[start of Information given]

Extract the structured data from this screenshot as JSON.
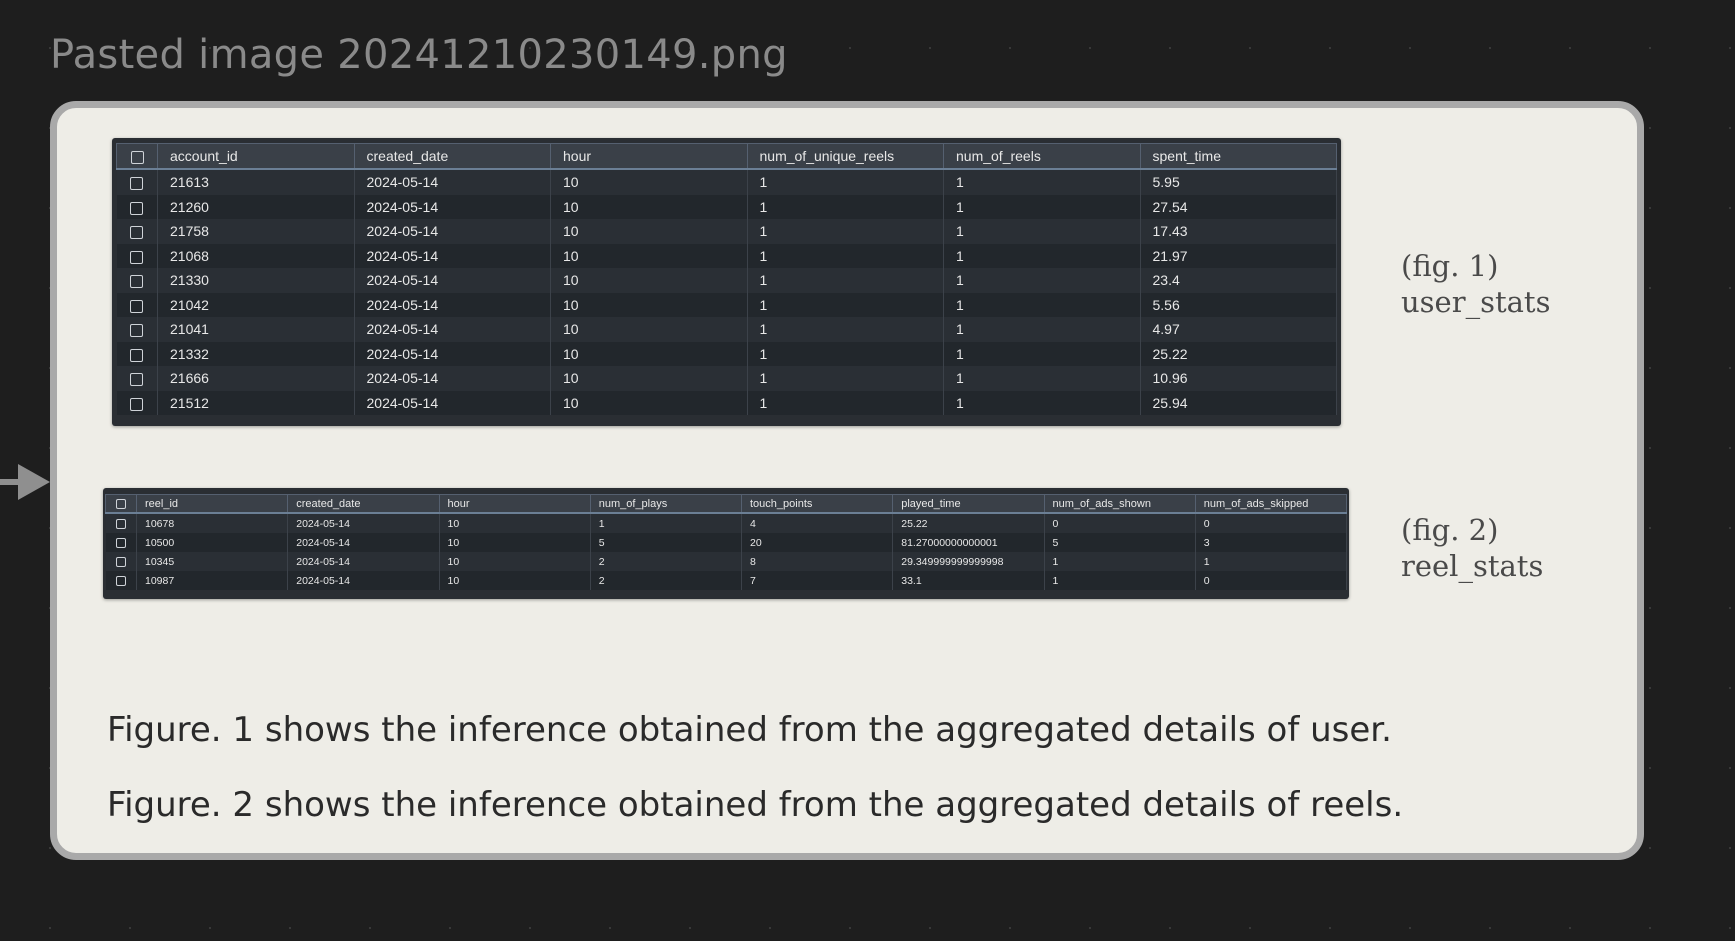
{
  "canvas": {
    "title": "Pasted image 20241210230149.png"
  },
  "user_stats": {
    "columns": [
      "account_id",
      "created_date",
      "hour",
      "num_of_unique_reels",
      "num_of_reels",
      "spent_time"
    ],
    "rows": [
      [
        "21613",
        "2024-05-14",
        "10",
        "1",
        "1",
        "5.95"
      ],
      [
        "21260",
        "2024-05-14",
        "10",
        "1",
        "1",
        "27.54"
      ],
      [
        "21758",
        "2024-05-14",
        "10",
        "1",
        "1",
        "17.43"
      ],
      [
        "21068",
        "2024-05-14",
        "10",
        "1",
        "1",
        "21.97"
      ],
      [
        "21330",
        "2024-05-14",
        "10",
        "1",
        "1",
        "23.4"
      ],
      [
        "21042",
        "2024-05-14",
        "10",
        "1",
        "1",
        "5.56"
      ],
      [
        "21041",
        "2024-05-14",
        "10",
        "1",
        "1",
        "4.97"
      ],
      [
        "21332",
        "2024-05-14",
        "10",
        "1",
        "1",
        "25.22"
      ],
      [
        "21666",
        "2024-05-14",
        "10",
        "1",
        "1",
        "10.96"
      ],
      [
        "21512",
        "2024-05-14",
        "10",
        "1",
        "1",
        "25.94"
      ]
    ],
    "fig_label": "(fig. 1)",
    "name_label": "user_stats"
  },
  "reel_stats": {
    "columns": [
      "reel_id",
      "created_date",
      "hour",
      "num_of_plays",
      "touch_points",
      "played_time",
      "num_of_ads_shown",
      "num_of_ads_skipped"
    ],
    "rows": [
      [
        "10678",
        "2024-05-14",
        "10",
        "1",
        "4",
        "25.22",
        "0",
        "0"
      ],
      [
        "10500",
        "2024-05-14",
        "10",
        "5",
        "20",
        "81.27000000000001",
        "5",
        "3"
      ],
      [
        "10345",
        "2024-05-14",
        "10",
        "2",
        "8",
        "29.349999999999998",
        "1",
        "1"
      ],
      [
        "10987",
        "2024-05-14",
        "10",
        "2",
        "7",
        "33.1",
        "1",
        "0"
      ]
    ],
    "fig_label": "(fig. 2)",
    "name_label": "reel_stats"
  },
  "captions": {
    "line1": "Figure. 1  shows the inference obtained from the aggregated details of user.",
    "line2": "Figure. 2  shows the inference obtained from the aggregated details of reels."
  }
}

[end of Information given]

Job:
Set the entries down again exactly. Do not include the images.

Expected output:
Extract the structured data from this screenshot as JSON.
{
  "canvas": {
    "title": "Pasted image 20241210230149.png"
  },
  "user_stats": {
    "columns": [
      "account_id",
      "created_date",
      "hour",
      "num_of_unique_reels",
      "num_of_reels",
      "spent_time"
    ],
    "rows": [
      [
        "21613",
        "2024-05-14",
        "10",
        "1",
        "1",
        "5.95"
      ],
      [
        "21260",
        "2024-05-14",
        "10",
        "1",
        "1",
        "27.54"
      ],
      [
        "21758",
        "2024-05-14",
        "10",
        "1",
        "1",
        "17.43"
      ],
      [
        "21068",
        "2024-05-14",
        "10",
        "1",
        "1",
        "21.97"
      ],
      [
        "21330",
        "2024-05-14",
        "10",
        "1",
        "1",
        "23.4"
      ],
      [
        "21042",
        "2024-05-14",
        "10",
        "1",
        "1",
        "5.56"
      ],
      [
        "21041",
        "2024-05-14",
        "10",
        "1",
        "1",
        "4.97"
      ],
      [
        "21332",
        "2024-05-14",
        "10",
        "1",
        "1",
        "25.22"
      ],
      [
        "21666",
        "2024-05-14",
        "10",
        "1",
        "1",
        "10.96"
      ],
      [
        "21512",
        "2024-05-14",
        "10",
        "1",
        "1",
        "25.94"
      ]
    ],
    "fig_label": "(fig. 1)",
    "name_label": "user_stats"
  },
  "reel_stats": {
    "columns": [
      "reel_id",
      "created_date",
      "hour",
      "num_of_plays",
      "touch_points",
      "played_time",
      "num_of_ads_shown",
      "num_of_ads_skipped"
    ],
    "rows": [
      [
        "10678",
        "2024-05-14",
        "10",
        "1",
        "4",
        "25.22",
        "0",
        "0"
      ],
      [
        "10500",
        "2024-05-14",
        "10",
        "5",
        "20",
        "81.27000000000001",
        "5",
        "3"
      ],
      [
        "10345",
        "2024-05-14",
        "10",
        "2",
        "8",
        "29.349999999999998",
        "1",
        "1"
      ],
      [
        "10987",
        "2024-05-14",
        "10",
        "2",
        "7",
        "33.1",
        "1",
        "0"
      ]
    ],
    "fig_label": "(fig. 2)",
    "name_label": "reel_stats"
  },
  "captions": {
    "line1": "Figure. 1  shows the inference obtained from the aggregated details of user.",
    "line2": "Figure. 2  shows the inference obtained from the aggregated details of reels."
  }
}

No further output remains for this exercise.